■ Exercise prompt
Go through the entries and transcribe each one exactly, dropping the pictures.
___ Supplied data
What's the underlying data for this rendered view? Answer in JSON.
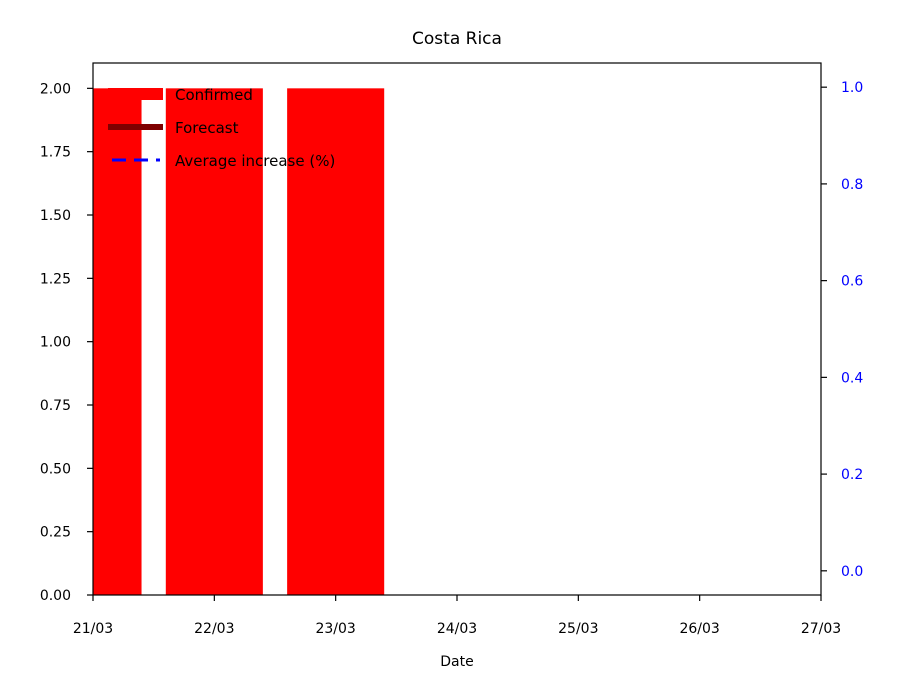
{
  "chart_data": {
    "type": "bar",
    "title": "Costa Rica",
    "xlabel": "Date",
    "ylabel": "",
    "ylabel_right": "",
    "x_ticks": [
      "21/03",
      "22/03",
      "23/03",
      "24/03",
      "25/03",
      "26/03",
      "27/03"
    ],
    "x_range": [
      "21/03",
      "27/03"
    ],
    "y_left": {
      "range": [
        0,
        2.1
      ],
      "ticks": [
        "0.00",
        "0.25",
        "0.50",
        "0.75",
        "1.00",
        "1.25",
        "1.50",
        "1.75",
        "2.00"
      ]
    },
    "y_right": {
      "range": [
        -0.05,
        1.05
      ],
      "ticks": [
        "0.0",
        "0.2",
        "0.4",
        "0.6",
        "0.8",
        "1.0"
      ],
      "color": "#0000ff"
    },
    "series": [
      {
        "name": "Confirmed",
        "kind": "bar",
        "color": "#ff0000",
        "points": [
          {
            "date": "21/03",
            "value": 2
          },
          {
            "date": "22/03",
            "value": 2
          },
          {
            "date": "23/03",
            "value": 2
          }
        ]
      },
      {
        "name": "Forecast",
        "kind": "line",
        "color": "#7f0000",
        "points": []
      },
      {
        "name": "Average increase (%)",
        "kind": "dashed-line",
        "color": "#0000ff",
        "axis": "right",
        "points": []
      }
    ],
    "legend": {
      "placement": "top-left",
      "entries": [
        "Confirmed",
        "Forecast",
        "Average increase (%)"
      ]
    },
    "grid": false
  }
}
______
■ Response for this exercise
What's the underlying data for this rendered view? Answer in JSON.
{
  "chart_data": {
    "type": "bar",
    "title": "Costa Rica",
    "xlabel": "Date",
    "ylabel": "",
    "ylabel_right": "",
    "x_ticks": [
      "21/03",
      "22/03",
      "23/03",
      "24/03",
      "25/03",
      "26/03",
      "27/03"
    ],
    "x_range": [
      "21/03",
      "27/03"
    ],
    "y_left": {
      "range": [
        0,
        2.1
      ],
      "ticks": [
        "0.00",
        "0.25",
        "0.50",
        "0.75",
        "1.00",
        "1.25",
        "1.50",
        "1.75",
        "2.00"
      ]
    },
    "y_right": {
      "range": [
        -0.05,
        1.05
      ],
      "ticks": [
        "0.0",
        "0.2",
        "0.4",
        "0.6",
        "0.8",
        "1.0"
      ],
      "color": "#0000ff"
    },
    "series": [
      {
        "name": "Confirmed",
        "kind": "bar",
        "color": "#ff0000",
        "points": [
          {
            "date": "21/03",
            "value": 2
          },
          {
            "date": "22/03",
            "value": 2
          },
          {
            "date": "23/03",
            "value": 2
          }
        ]
      },
      {
        "name": "Forecast",
        "kind": "line",
        "color": "#7f0000",
        "points": []
      },
      {
        "name": "Average increase (%)",
        "kind": "dashed-line",
        "color": "#0000ff",
        "axis": "right",
        "points": []
      }
    ],
    "legend": {
      "placement": "top-left",
      "entries": [
        "Confirmed",
        "Forecast",
        "Average increase (%)"
      ]
    },
    "grid": false
  }
}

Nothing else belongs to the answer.